What to do:
Look for the string "Derivados" in the lines and copy each line that has it.

===== Supplied material =====

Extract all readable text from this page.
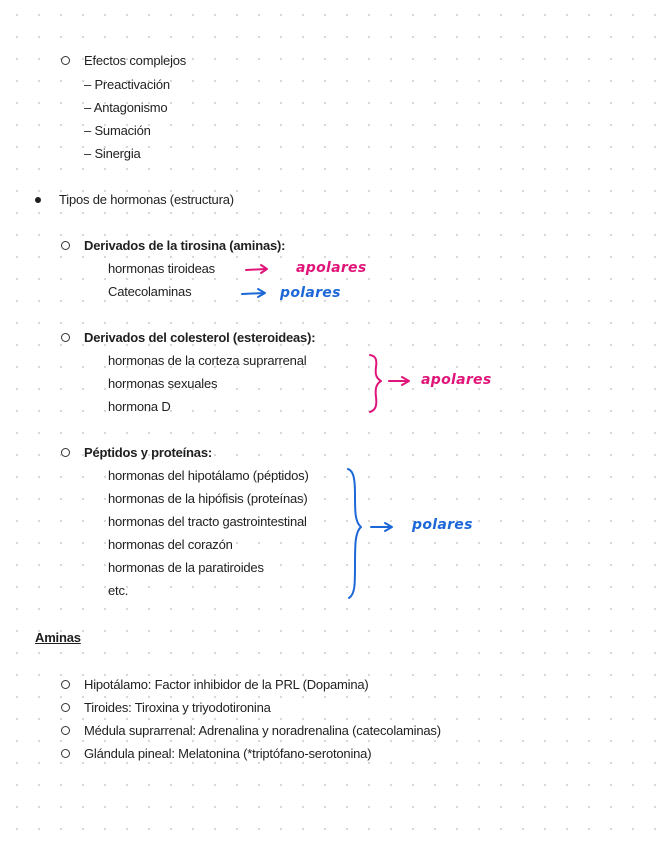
Efectos complejos
– Preactivación
– Antagonismo
– Sumación
– Sinergia
Tipos de hormonas (estructura)
Derivados de la tirosina (aminas):
hormonas tiroideas
Catecolaminas
Derivados del colesterol (esteroideas):
hormonas de la corteza suprarrenal
hormonas sexuales
hormona D
Péptidos y proteínas:
hormonas del hipotálamo (péptidos)
hormonas de la hipófisis (proteínas)
hormonas del tracto gastrointestinal
hormonas del corazón
hormonas de la paratiroides
etc.
apolares
polares
apolares
polares
Aminas
Hipotálamo: Factor inhibidor de la PRL (Dopamina)
Tiroides: Tiroxina y triyodotironina
Médula suprarrenal: Adrenalina y noradrenalina (catecolaminas)
Glándula pineal: Melatonina (*triptófano-serotonina)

=====

Expected output:
Derivados de la tirosina (aminas):
Derivados del colesterol (esteroideas):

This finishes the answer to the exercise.